Records for this task:
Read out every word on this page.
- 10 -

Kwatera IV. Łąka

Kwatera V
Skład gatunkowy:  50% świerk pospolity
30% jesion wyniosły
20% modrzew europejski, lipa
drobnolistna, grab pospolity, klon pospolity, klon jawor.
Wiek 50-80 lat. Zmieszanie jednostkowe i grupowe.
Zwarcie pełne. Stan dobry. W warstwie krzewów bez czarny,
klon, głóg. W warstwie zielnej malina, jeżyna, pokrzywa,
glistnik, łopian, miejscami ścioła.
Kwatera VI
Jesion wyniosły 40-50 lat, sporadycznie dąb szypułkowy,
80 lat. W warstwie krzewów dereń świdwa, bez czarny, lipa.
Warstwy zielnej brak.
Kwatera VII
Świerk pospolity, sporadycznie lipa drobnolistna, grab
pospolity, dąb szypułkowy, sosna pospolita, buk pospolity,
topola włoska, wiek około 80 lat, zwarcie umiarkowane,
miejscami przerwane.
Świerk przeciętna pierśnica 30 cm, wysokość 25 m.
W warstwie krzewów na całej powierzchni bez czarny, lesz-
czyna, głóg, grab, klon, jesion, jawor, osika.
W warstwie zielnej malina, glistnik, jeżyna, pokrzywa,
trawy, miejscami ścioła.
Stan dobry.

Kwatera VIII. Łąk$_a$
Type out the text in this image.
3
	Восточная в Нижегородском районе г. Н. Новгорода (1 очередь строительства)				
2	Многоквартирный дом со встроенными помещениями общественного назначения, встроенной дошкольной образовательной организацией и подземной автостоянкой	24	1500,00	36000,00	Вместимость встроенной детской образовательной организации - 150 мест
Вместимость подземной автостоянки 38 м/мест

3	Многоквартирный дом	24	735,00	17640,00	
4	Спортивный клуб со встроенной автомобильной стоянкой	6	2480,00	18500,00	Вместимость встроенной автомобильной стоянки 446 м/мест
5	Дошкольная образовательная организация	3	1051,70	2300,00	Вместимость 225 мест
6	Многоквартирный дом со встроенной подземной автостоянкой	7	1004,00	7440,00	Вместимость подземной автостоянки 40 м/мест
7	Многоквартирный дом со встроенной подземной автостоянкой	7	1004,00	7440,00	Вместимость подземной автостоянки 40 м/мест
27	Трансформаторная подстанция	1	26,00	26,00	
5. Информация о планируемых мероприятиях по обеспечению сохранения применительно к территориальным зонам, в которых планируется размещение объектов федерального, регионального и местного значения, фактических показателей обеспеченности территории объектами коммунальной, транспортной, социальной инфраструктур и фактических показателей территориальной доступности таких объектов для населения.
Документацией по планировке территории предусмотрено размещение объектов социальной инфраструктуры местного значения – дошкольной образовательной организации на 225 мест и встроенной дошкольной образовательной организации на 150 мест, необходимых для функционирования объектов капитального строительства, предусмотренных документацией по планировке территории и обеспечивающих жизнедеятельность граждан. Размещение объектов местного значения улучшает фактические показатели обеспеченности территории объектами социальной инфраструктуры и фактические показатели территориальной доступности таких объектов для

Written task: Above are the records; copy all of them exactly.

Expected output:
Read out every word on this page.
- 10 -

Kwatera IV. Łąka

Kwatera V
Skład gatunkowy:  50% świerk pospolity
30% jesion wyniosły
20% modrzew europejski, lipa
drobnolistna, grab pospolity, klon pospolity, klon jawor.
Wiek 50-80 lat. Zmieszanie jednostkowe i grupowe.
Zwarcie pełne. Stan dobry. W warstwie krzewów bez czarny,
klon, głóg. W warstwie zielnej malina, jeżyna, pokrzywa,
glistnik, łopian, miejscami ścioła.
Kwatera VI
Jesion wyniosły 40-50 lat, sporadycznie dąb szypułkowy,
80 lat. W warstwie krzewów dereń świdwa, bez czarny, lipa.
Warstwy zielnej brak.
Kwatera VII
Świerk pospolity, sporadycznie lipa drobnolistna, grab
pospolity, dąb szypułkowy, sosna pospolita, buk pospolity,
topola włoska, wiek około 80 lat, zwarcie umiarkowane,
miejscami przerwane.
Świerk przeciętna pierśnica 30 cm, wysokość 25 m.
W warstwie krzewów na całej powierzchni bez czarny, lesz-
czyna, głóg, grab, klon, jesion, jawor, osika.
W warstwie zielnej malina, glistnik, jeżyna, pokrzywa,
trawy, miejscami ścioła.
Stan dobry.

Kwatera VIII. Łąk$_a$
Type out the text in this image.
3
	Восточная в Нижегородском районе г. Н. Новгорода (1 очередь строительства)				
2	Многоквартирный дом со встроенными помещениями общественного назначения, встроенной дошкольной образовательной организацией и подземной автостоянкой	24	1500,00	36000,00	Вместимость встроенной детской образовательной организации - 150 мест
Вместимость подземной автостоянки 38 м/мест

3	Многоквартирный дом	24	735,00	17640,00	
4	Спортивный клуб со встроенной автомобильной стоянкой	6	2480,00	18500,00	Вместимость встроенной автомобильной стоянки 446 м/мест
5	Дошкольная образовательная организация	3	1051,70	2300,00	Вместимость 225 мест
6	Многоквартирный дом со встроенной подземной автостоянкой	7	1004,00	7440,00	Вместимость подземной автостоянки 40 м/мест
7	Многоквартирный дом со встроенной подземной автостоянкой	7	1004,00	7440,00	Вместимость подземной автостоянки 40 м/мест
27	Трансформаторная подстанция	1	26,00	26,00	
5. Информация о планируемых мероприятиях по обеспечению сохранения применительно к территориальным зонам, в которых планируется размещение объектов федерального, регионального и местного значения, фактических показателей обеспеченности территории объектами коммунальной, транспортной, социальной инфраструктур и фактических показателей территориальной доступности таких объектов для населения.
Документацией по планировке территории предусмотрено размещение объектов социальной инфраструктуры местного значения – дошкольной образовательной организации на 225 мест и встроенной дошкольной образовательной организации на 150 мест, необходимых для функционирования объектов капитального строительства, предусмотренных документацией по планировке территории и обеспечивающих жизнедеятельность граждан. Размещение объектов местного значения улучшает фактические показатели обеспеченности территории объектами социальной инфраструктуры и фактические показатели территориальной доступности таких объектов для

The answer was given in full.